_Problem_
Go through the listing and pick out each line with the word "decode" in it.

[BEGIN Records to process]

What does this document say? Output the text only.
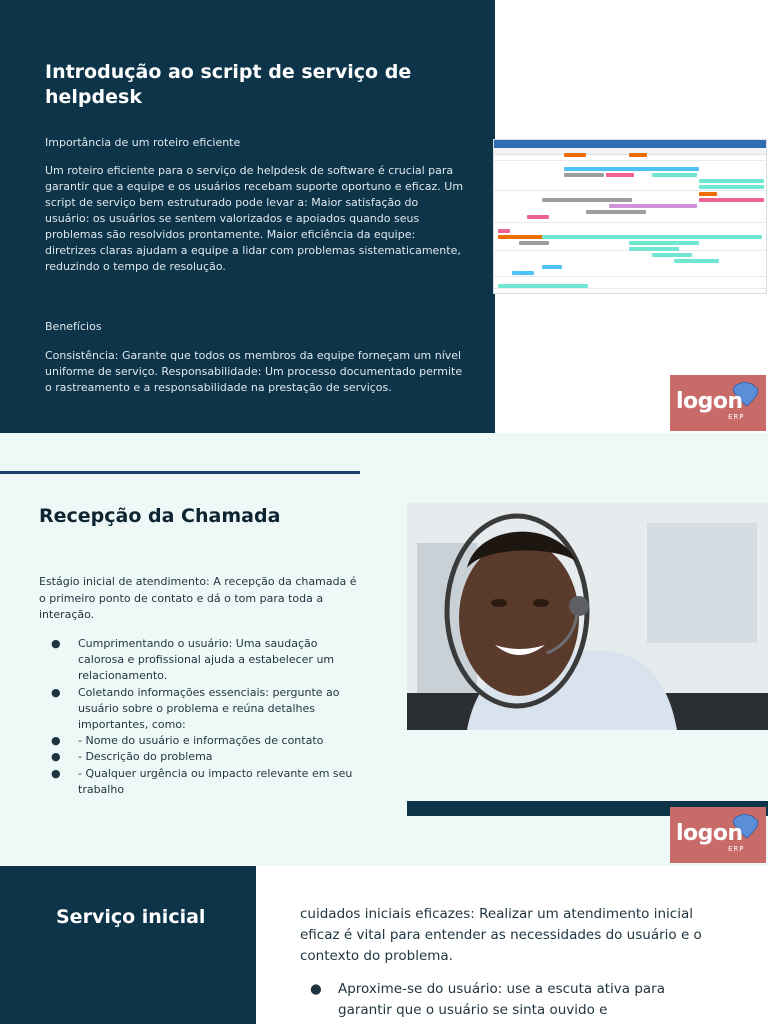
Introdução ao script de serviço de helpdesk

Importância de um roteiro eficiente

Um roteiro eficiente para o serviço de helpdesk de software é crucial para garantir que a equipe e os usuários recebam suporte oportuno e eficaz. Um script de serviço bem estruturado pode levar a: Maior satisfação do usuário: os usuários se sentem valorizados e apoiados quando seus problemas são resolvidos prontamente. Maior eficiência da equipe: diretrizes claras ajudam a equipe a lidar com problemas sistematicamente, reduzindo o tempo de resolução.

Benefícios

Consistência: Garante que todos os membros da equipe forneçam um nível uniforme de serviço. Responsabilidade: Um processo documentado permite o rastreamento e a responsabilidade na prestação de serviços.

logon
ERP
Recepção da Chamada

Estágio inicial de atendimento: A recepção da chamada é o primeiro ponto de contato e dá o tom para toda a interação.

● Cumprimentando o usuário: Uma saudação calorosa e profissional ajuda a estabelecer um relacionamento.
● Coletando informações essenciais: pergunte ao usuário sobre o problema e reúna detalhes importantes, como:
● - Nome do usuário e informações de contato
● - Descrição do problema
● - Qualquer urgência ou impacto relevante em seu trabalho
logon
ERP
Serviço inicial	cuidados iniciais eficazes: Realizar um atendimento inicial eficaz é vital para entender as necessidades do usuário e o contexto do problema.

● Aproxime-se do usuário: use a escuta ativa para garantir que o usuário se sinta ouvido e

[END Records to process]
[BEGIN Records to process]

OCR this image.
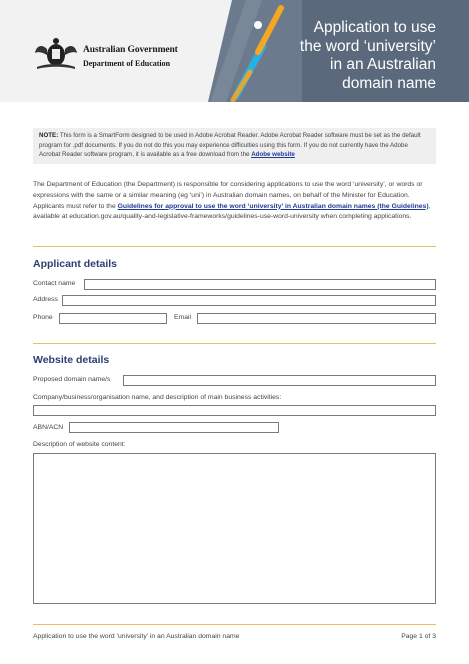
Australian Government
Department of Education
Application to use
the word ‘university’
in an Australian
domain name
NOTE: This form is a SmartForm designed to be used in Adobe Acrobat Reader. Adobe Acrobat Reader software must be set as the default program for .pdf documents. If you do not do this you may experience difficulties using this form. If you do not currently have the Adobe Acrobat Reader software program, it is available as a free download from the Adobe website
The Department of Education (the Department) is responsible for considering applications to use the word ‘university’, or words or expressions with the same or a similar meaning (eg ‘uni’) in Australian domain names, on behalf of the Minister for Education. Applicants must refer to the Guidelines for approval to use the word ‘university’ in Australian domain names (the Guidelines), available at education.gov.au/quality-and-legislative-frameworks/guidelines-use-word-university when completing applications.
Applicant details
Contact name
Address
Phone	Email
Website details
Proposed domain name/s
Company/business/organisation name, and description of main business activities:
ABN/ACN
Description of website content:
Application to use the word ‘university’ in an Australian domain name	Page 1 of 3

[END Records to process]
[BEGIN Records to process]

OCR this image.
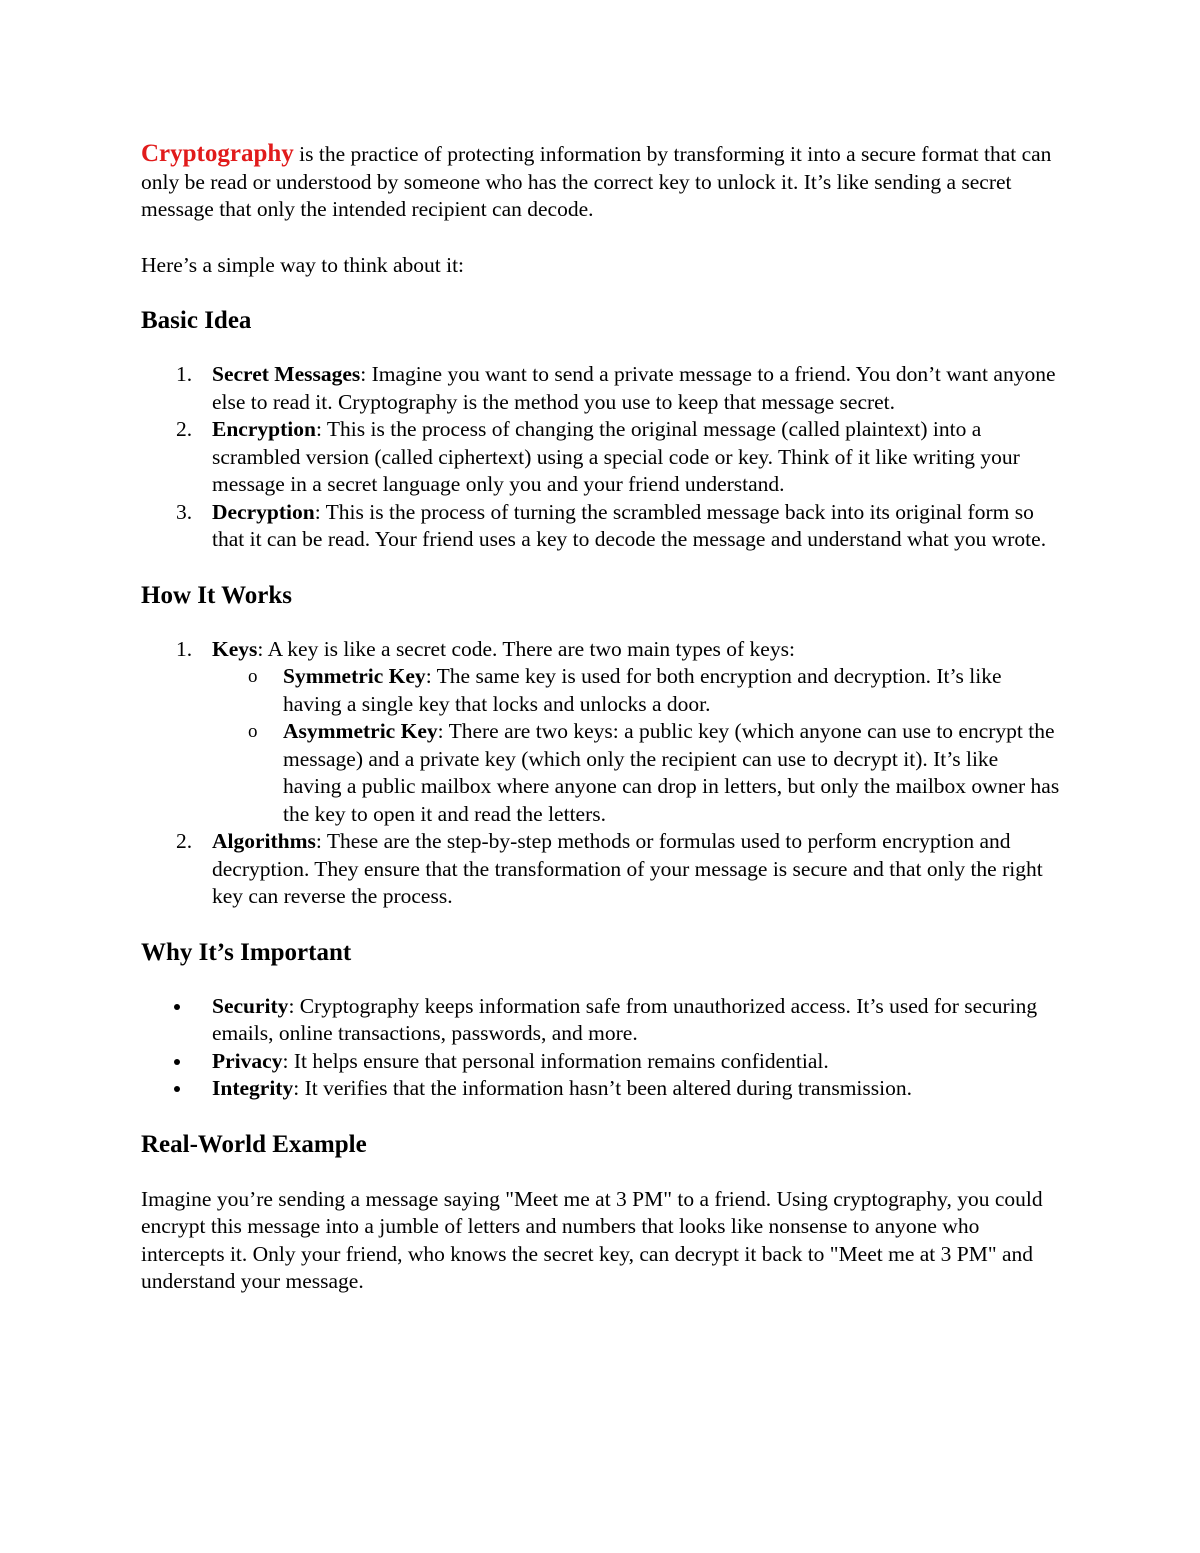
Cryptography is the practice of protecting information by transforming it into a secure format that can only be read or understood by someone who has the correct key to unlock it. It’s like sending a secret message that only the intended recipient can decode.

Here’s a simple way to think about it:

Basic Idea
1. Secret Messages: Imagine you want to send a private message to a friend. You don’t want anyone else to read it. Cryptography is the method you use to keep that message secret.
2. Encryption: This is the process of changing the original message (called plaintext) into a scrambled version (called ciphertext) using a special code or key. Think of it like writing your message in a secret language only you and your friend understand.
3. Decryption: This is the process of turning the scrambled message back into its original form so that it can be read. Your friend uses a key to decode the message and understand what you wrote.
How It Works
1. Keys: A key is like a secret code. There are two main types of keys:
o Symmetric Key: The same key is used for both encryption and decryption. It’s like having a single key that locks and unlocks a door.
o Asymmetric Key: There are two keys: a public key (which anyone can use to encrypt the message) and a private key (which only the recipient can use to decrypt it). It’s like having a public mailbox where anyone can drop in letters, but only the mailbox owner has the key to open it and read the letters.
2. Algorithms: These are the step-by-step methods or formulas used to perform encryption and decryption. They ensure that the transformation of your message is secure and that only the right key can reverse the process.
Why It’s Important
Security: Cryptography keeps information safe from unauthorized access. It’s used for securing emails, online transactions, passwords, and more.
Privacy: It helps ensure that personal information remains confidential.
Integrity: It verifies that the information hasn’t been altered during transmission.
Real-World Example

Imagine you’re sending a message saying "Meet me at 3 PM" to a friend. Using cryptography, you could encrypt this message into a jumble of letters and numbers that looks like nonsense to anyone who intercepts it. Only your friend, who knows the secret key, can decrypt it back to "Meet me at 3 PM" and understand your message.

[END Records to process]

_Reply_
Cryptography is the practice of protecting information by transforming it into a secure format that can only be read or understood by someone who has the correct key to unlock it. It’s like sending a secret message that only the intended recipient can decode.
3. Decryption: This is the process of turning the scrambled message back into its original form so that it can be read. Your friend uses a key to decode the message and understand what you wrote.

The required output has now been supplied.